◆ Written request: Within the records that follow, find every line containing the string "técnicas". Copy those lines.

◆ Dataset rows:
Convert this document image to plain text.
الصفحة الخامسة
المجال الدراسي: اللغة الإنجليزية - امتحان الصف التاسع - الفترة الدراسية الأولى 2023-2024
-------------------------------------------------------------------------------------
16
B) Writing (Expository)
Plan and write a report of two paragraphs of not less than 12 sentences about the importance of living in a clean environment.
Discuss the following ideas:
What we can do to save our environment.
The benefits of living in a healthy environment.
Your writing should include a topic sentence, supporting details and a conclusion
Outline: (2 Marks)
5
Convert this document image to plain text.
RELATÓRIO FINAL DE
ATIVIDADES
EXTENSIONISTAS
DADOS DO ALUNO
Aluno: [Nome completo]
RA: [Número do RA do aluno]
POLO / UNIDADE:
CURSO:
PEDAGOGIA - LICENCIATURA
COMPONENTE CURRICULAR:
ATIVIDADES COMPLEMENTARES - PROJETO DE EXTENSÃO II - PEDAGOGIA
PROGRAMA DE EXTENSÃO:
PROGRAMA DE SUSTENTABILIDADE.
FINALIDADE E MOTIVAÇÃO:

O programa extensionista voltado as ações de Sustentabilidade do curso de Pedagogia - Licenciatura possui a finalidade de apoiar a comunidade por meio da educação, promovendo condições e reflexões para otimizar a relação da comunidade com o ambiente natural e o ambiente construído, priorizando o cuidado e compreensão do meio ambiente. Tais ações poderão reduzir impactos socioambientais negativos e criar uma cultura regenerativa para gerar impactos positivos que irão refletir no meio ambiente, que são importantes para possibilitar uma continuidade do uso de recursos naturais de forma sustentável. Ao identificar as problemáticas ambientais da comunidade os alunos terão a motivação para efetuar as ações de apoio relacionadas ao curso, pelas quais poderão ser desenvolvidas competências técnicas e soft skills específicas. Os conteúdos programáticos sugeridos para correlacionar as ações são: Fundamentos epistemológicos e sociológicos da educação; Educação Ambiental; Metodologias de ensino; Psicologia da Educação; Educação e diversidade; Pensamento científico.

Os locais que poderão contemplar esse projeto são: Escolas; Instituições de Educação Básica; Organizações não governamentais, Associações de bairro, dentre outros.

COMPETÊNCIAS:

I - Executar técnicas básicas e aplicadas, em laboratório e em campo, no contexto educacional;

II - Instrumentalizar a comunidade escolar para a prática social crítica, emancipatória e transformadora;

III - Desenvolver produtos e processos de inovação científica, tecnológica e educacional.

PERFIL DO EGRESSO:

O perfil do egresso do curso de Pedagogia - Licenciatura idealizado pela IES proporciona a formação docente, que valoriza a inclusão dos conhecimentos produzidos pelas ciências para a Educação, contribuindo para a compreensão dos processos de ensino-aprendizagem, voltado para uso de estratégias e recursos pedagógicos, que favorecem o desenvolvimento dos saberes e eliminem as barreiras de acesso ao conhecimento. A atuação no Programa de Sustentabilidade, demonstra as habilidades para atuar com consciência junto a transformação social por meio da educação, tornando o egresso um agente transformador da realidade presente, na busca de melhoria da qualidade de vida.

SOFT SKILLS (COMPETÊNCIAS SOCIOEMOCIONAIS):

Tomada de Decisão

◆ Output for this task:
O programa extensionista voltado as ações de Sustentabilidade do curso de Pedagogia - Licenciatura possui a finalidade de apoiar a comunidade por meio da educação, promovendo condições e reflexões para otimizar a relação da comunidade com o ambiente natural e o ambiente construído, priorizando o cuidado e compreensão do meio ambiente. Tais ações poderão reduzir impactos socioambientais negativos e criar uma cultura regenerativa para gerar impactos positivos que irão refletir no meio ambiente, que são importantes para possibilitar uma continuidade do uso de recursos naturais de forma sustentável. Ao identificar as problemáticas ambientais da comunidade os alunos terão a motivação para efetuar as ações de apoio relacionadas ao curso, pelas quais poderão ser desenvolvidas competências técnicas e soft skills específicas. Os conteúdos programáticos sugeridos para correlacionar as ações são: Fundamentos epistemológicos e sociológicos da educação; Educação Ambiental; Metodologias de ensino; Psicologia da Educação; Educação e diversidade; Pensamento científico.
I - Executar técnicas básicas e aplicadas, em laboratório e em campo, no contexto educacional;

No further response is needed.